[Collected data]
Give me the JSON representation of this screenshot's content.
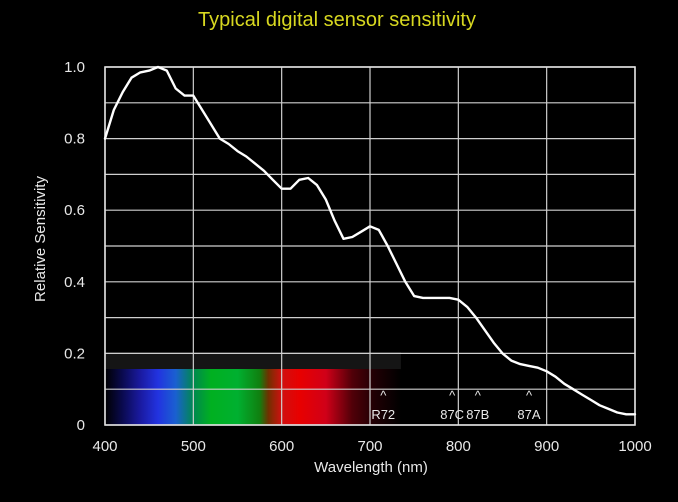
{
  "chart_data": {
    "type": "line",
    "title": "Typical digital sensor sensitivity",
    "xlabel": "Wavelength (nm)",
    "ylabel": "Relative Sensitivity",
    "xlim": [
      400,
      1000
    ],
    "ylim": [
      0,
      1.0
    ],
    "grid": true,
    "x_ticks": [
      400,
      500,
      600,
      700,
      800,
      900,
      1000
    ],
    "y_ticks": [
      0,
      0.2,
      0.4,
      0.6,
      0.8,
      1.0
    ],
    "x_tick_labels": [
      "400",
      "500",
      "600",
      "700",
      "800",
      "900",
      "1000"
    ],
    "y_tick_labels": [
      "0",
      "0.2",
      "0.4",
      "0.6",
      "0.8",
      "1.0"
    ],
    "series": [
      {
        "x": [
          400,
          410,
          420,
          430,
          440,
          450,
          460,
          470,
          480,
          490,
          500,
          510,
          520,
          530,
          540,
          550,
          560,
          570,
          580,
          590,
          600,
          610,
          620,
          630,
          640,
          650,
          660,
          670,
          680,
          690,
          700,
          710,
          720,
          730,
          740,
          750,
          760,
          770,
          780,
          790,
          800,
          810,
          820,
          830,
          840,
          850,
          860,
          870,
          880,
          890,
          900,
          910,
          920,
          930,
          940,
          950,
          960,
          970,
          980,
          990,
          1000
        ],
        "y": [
          0.8,
          0.88,
          0.93,
          0.97,
          0.985,
          0.99,
          1.0,
          0.99,
          0.94,
          0.92,
          0.92,
          0.88,
          0.84,
          0.8,
          0.785,
          0.765,
          0.75,
          0.73,
          0.71,
          0.685,
          0.66,
          0.66,
          0.685,
          0.69,
          0.67,
          0.63,
          0.57,
          0.52,
          0.525,
          0.54,
          0.555,
          0.545,
          0.5,
          0.45,
          0.4,
          0.36,
          0.355,
          0.355,
          0.355,
          0.355,
          0.35,
          0.33,
          0.3,
          0.265,
          0.23,
          0.2,
          0.18,
          0.17,
          0.165,
          0.16,
          0.15,
          0.135,
          0.115,
          0.1,
          0.085,
          0.07,
          0.055,
          0.045,
          0.035,
          0.03,
          0.03
        ],
        "color": "#ffffff"
      }
    ],
    "spectrum": {
      "x_range": [
        400,
        735
      ],
      "stops": [
        {
          "wl": 400,
          "color": "#000000"
        },
        {
          "wl": 420,
          "color": "#0a0a50"
        },
        {
          "wl": 440,
          "color": "#1a1aa0"
        },
        {
          "wl": 460,
          "color": "#2233e0"
        },
        {
          "wl": 480,
          "color": "#1a60d0"
        },
        {
          "wl": 500,
          "color": "#008850"
        },
        {
          "wl": 520,
          "color": "#00b020"
        },
        {
          "wl": 550,
          "color": "#00b030"
        },
        {
          "wl": 575,
          "color": "#108010"
        },
        {
          "wl": 585,
          "color": "#703000"
        },
        {
          "wl": 600,
          "color": "#d01010"
        },
        {
          "wl": 620,
          "color": "#e80000"
        },
        {
          "wl": 650,
          "color": "#d00018"
        },
        {
          "wl": 680,
          "color": "#500008"
        },
        {
          "wl": 705,
          "color": "#200004"
        },
        {
          "wl": 735,
          "color": "#000000"
        }
      ]
    },
    "filter_markers": [
      {
        "label": "R72",
        "wl": 715
      },
      {
        "label": "87C",
        "wl": 793
      },
      {
        "label": "87B",
        "wl": 822
      },
      {
        "label": "87A",
        "wl": 880
      }
    ],
    "marker_symbol": "^"
  }
}
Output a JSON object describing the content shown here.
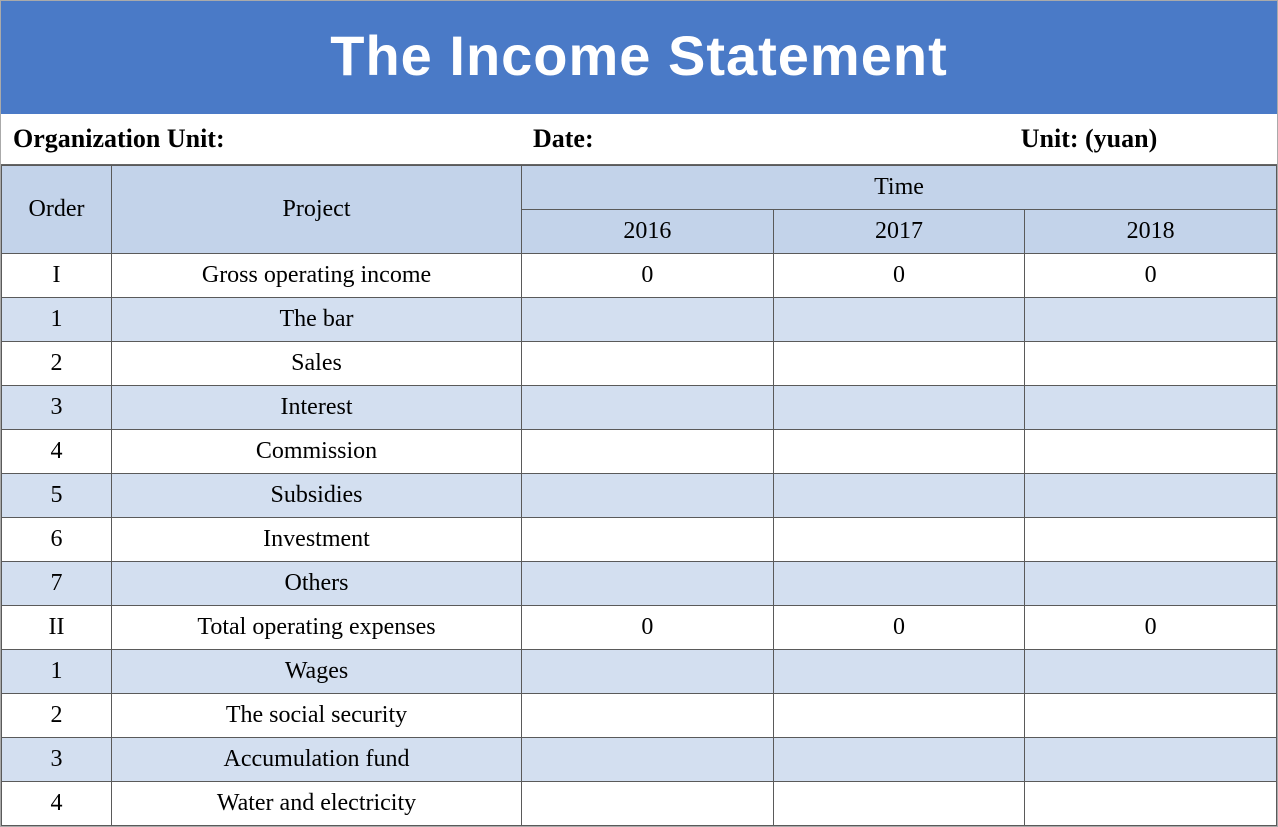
{
  "title": "The Income Statement",
  "meta": {
    "org_label": "Organization Unit:",
    "date_label": "Date:",
    "unit_label": "Unit: (yuan)"
  },
  "table": {
    "headers": {
      "order": "Order",
      "project": "Project",
      "time": "Time",
      "years": [
        "2016",
        "2017",
        "2018"
      ]
    },
    "colors": {
      "header_bg": "#c3d3ea",
      "stripe_a": "#d3dff0",
      "stripe_b": "#ffffff",
      "title_bg": "#4a7ac7",
      "title_fg": "#ffffff",
      "border": "#5a5a5a"
    },
    "rows": [
      {
        "order": "I",
        "project": "Gross operating income",
        "y2016": "0",
        "y2017": "0",
        "y2018": "0",
        "stripe": "odd"
      },
      {
        "order": "1",
        "project": "The bar",
        "y2016": "",
        "y2017": "",
        "y2018": "",
        "stripe": "even"
      },
      {
        "order": "2",
        "project": "Sales",
        "y2016": "",
        "y2017": "",
        "y2018": "",
        "stripe": "odd"
      },
      {
        "order": "3",
        "project": "Interest",
        "y2016": "",
        "y2017": "",
        "y2018": "",
        "stripe": "even"
      },
      {
        "order": "4",
        "project": "Commission",
        "y2016": "",
        "y2017": "",
        "y2018": "",
        "stripe": "odd"
      },
      {
        "order": "5",
        "project": "Subsidies",
        "y2016": "",
        "y2017": "",
        "y2018": "",
        "stripe": "even"
      },
      {
        "order": "6",
        "project": "Investment",
        "y2016": "",
        "y2017": "",
        "y2018": "",
        "stripe": "odd"
      },
      {
        "order": "7",
        "project": "Others",
        "y2016": "",
        "y2017": "",
        "y2018": "",
        "stripe": "even"
      },
      {
        "order": "II",
        "project": "Total operating expenses",
        "y2016": "0",
        "y2017": "0",
        "y2018": "0",
        "stripe": "odd"
      },
      {
        "order": "1",
        "project": "Wages",
        "y2016": "",
        "y2017": "",
        "y2018": "",
        "stripe": "even"
      },
      {
        "order": "2",
        "project": "The social security",
        "y2016": "",
        "y2017": "",
        "y2018": "",
        "stripe": "odd"
      },
      {
        "order": "3",
        "project": "Accumulation fund",
        "y2016": "",
        "y2017": "",
        "y2018": "",
        "stripe": "even"
      },
      {
        "order": "4",
        "project": "Water and electricity",
        "y2016": "",
        "y2017": "",
        "y2018": "",
        "stripe": "odd"
      }
    ]
  }
}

**Task instructions:** Using the data above, print every line exactly, omitting pictures.

**Result of this task:**
Give me the JSON representation of this screenshot's content.
{
  "chart_data": {
    "type": "line",
    "title": "Typical digital sensor sensitivity",
    "xlabel": "Wavelength (nm)",
    "ylabel": "Relative Sensitivity",
    "xlim": [
      400,
      1000
    ],
    "ylim": [
      0,
      1.0
    ],
    "grid": true,
    "x_ticks": [
      400,
      500,
      600,
      700,
      800,
      900,
      1000
    ],
    "y_ticks": [
      0,
      0.2,
      0.4,
      0.6,
      0.8,
      1.0
    ],
    "x_tick_labels": [
      "400",
      "500",
      "600",
      "700",
      "800",
      "900",
      "1000"
    ],
    "y_tick_labels": [
      "0",
      "0.2",
      "0.4",
      "0.6",
      "0.8",
      "1.0"
    ],
    "series": [
      {
        "x": [
          400,
          410,
          420,
          430,
          440,
          450,
          460,
          470,
          480,
          490,
          500,
          510,
          520,
          530,
          540,
          550,
          560,
          570,
          580,
          590,
          600,
          610,
          620,
          630,
          640,
          650,
          660,
          670,
          680,
          690,
          700,
          710,
          720,
          730,
          740,
          750,
          760,
          770,
          780,
          790,
          800,
          810,
          820,
          830,
          840,
          850,
          860,
          870,
          880,
          890,
          900,
          910,
          920,
          930,
          940,
          950,
          960,
          970,
          980,
          990,
          1000
        ],
        "y": [
          0.8,
          0.88,
          0.93,
          0.97,
          0.985,
          0.99,
          1.0,
          0.99,
          0.94,
          0.92,
          0.92,
          0.88,
          0.84,
          0.8,
          0.785,
          0.765,
          0.75,
          0.73,
          0.71,
          0.685,
          0.66,
          0.66,
          0.685,
          0.69,
          0.67,
          0.63,
          0.57,
          0.52,
          0.525,
          0.54,
          0.555,
          0.545,
          0.5,
          0.45,
          0.4,
          0.36,
          0.355,
          0.355,
          0.355,
          0.355,
          0.35,
          0.33,
          0.3,
          0.265,
          0.23,
          0.2,
          0.18,
          0.17,
          0.165,
          0.16,
          0.15,
          0.135,
          0.115,
          0.1,
          0.085,
          0.07,
          0.055,
          0.045,
          0.035,
          0.03,
          0.03
        ],
        "color": "#ffffff"
      }
    ],
    "spectrum": {
      "x_range": [
        400,
        735
      ],
      "stops": [
        {
          "wl": 400,
          "color": "#000000"
        },
        {
          "wl": 420,
          "color": "#0a0a50"
        },
        {
          "wl": 440,
          "color": "#1a1aa0"
        },
        {
          "wl": 460,
          "color": "#2233e0"
        },
        {
          "wl": 480,
          "color": "#1a60d0"
        },
        {
          "wl": 500,
          "color": "#008850"
        },
        {
          "wl": 520,
          "color": "#00b020"
        },
        {
          "wl": 550,
          "color": "#00b030"
        },
        {
          "wl": 575,
          "color": "#108010"
        },
        {
          "wl": 585,
          "color": "#703000"
        },
        {
          "wl": 600,
          "color": "#d01010"
        },
        {
          "wl": 620,
          "color": "#e80000"
        },
        {
          "wl": 650,
          "color": "#d00018"
        },
        {
          "wl": 680,
          "color": "#500008"
        },
        {
          "wl": 705,
          "color": "#200004"
        },
        {
          "wl": 735,
          "color": "#000000"
        }
      ]
    },
    "filter_markers": [
      {
        "label": "R72",
        "wl": 715
      },
      {
        "label": "87C",
        "wl": 793
      },
      {
        "label": "87B",
        "wl": 822
      },
      {
        "label": "87A",
        "wl": 880
      }
    ],
    "marker_symbol": "^"
  }
}
Output a JSON object describing the content shown here.
{
  "title": "The Income Statement",
  "meta": {
    "org_label": "Organization Unit:",
    "date_label": "Date:",
    "unit_label": "Unit: (yuan)"
  },
  "table": {
    "headers": {
      "order": "Order",
      "project": "Project",
      "time": "Time",
      "years": [
        "2016",
        "2017",
        "2018"
      ]
    },
    "colors": {
      "header_bg": "#c3d3ea",
      "stripe_a": "#d3dff0",
      "stripe_b": "#ffffff",
      "title_bg": "#4a7ac7",
      "title_fg": "#ffffff",
      "border": "#5a5a5a"
    },
    "rows": [
      {
        "order": "I",
        "project": "Gross operating income",
        "y2016": "0",
        "y2017": "0",
        "y2018": "0",
        "stripe": "odd"
      },
      {
        "order": "1",
        "project": "The bar",
        "y2016": "",
        "y2017": "",
        "y2018": "",
        "stripe": "even"
      },
      {
        "order": "2",
        "project": "Sales",
        "y2016": "",
        "y2017": "",
        "y2018": "",
        "stripe": "odd"
      },
      {
        "order": "3",
        "project": "Interest",
        "y2016": "",
        "y2017": "",
        "y2018": "",
        "stripe": "even"
      },
      {
        "order": "4",
        "project": "Commission",
        "y2016": "",
        "y2017": "",
        "y2018": "",
        "stripe": "odd"
      },
      {
        "order": "5",
        "project": "Subsidies",
        "y2016": "",
        "y2017": "",
        "y2018": "",
        "stripe": "even"
      },
      {
        "order": "6",
        "project": "Investment",
        "y2016": "",
        "y2017": "",
        "y2018": "",
        "stripe": "odd"
      },
      {
        "order": "7",
        "project": "Others",
        "y2016": "",
        "y2017": "",
        "y2018": "",
        "stripe": "even"
      },
      {
        "order": "II",
        "project": "Total operating expenses",
        "y2016": "0",
        "y2017": "0",
        "y2018": "0",
        "stripe": "odd"
      },
      {
        "order": "1",
        "project": "Wages",
        "y2016": "",
        "y2017": "",
        "y2018": "",
        "stripe": "even"
      },
      {
        "order": "2",
        "project": "The social security",
        "y2016": "",
        "y2017": "",
        "y2018": "",
        "stripe": "odd"
      },
      {
        "order": "3",
        "project": "Accumulation fund",
        "y2016": "",
        "y2017": "",
        "y2018": "",
        "stripe": "even"
      },
      {
        "order": "4",
        "project": "Water and electricity",
        "y2016": "",
        "y2017": "",
        "y2018": "",
        "stripe": "odd"
      }
    ]
  }
}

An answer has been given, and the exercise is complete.